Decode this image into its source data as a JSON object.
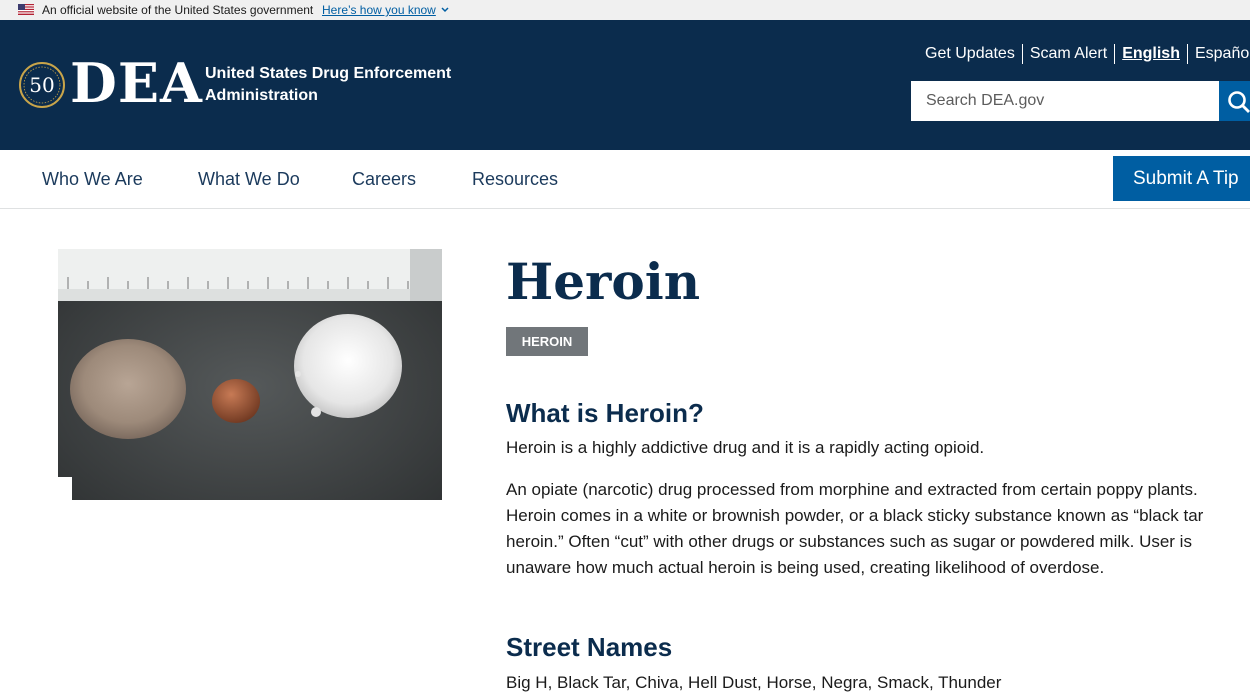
{
  "gov_banner": {
    "text": "An official website of the United States government",
    "link": "Here’s how you know"
  },
  "header": {
    "logo_text": "DEA",
    "seal_text": "50",
    "agency_name": "United States Drug Enforcement Administration",
    "utility_links": [
      "Get Updates",
      "Scam Alert",
      "English",
      "Españo"
    ],
    "search_placeholder": "Search DEA.gov"
  },
  "nav": {
    "items": [
      "Who We Are",
      "What We Do",
      "Careers",
      "Resources"
    ],
    "tip_button": "Submit A Tip"
  },
  "article": {
    "title": "Heroin",
    "tag": "HEROIN",
    "section1_heading": "What is Heroin?",
    "section1_p1": "Heroin is a highly addictive drug and it is a rapidly acting opioid.",
    "section1_p2": "An opiate (narcotic) drug processed from morphine and extracted from certain poppy plants. Heroin comes in a white or brownish powder, or a black sticky substance known as “black tar heroin.” Often “cut” with other drugs or substances such as sugar or powdered milk. User is unaware how much actual heroin is being used, creating likelihood of overdose.",
    "section2_heading": "Street Names",
    "section2_text": "Big H, Black Tar, Chiva, Hell Dust, Horse, Negra, Smack, Thunder"
  },
  "colors": {
    "header_bg": "#0b2c4d",
    "primary_blue": "#005ea2",
    "tag_gray": "#71767a"
  }
}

# Exercise brief
Using the listing above, show each line holding the string "What".

# Exercise solution
      "What We Do",
    "section1_heading": "What is Heroin?",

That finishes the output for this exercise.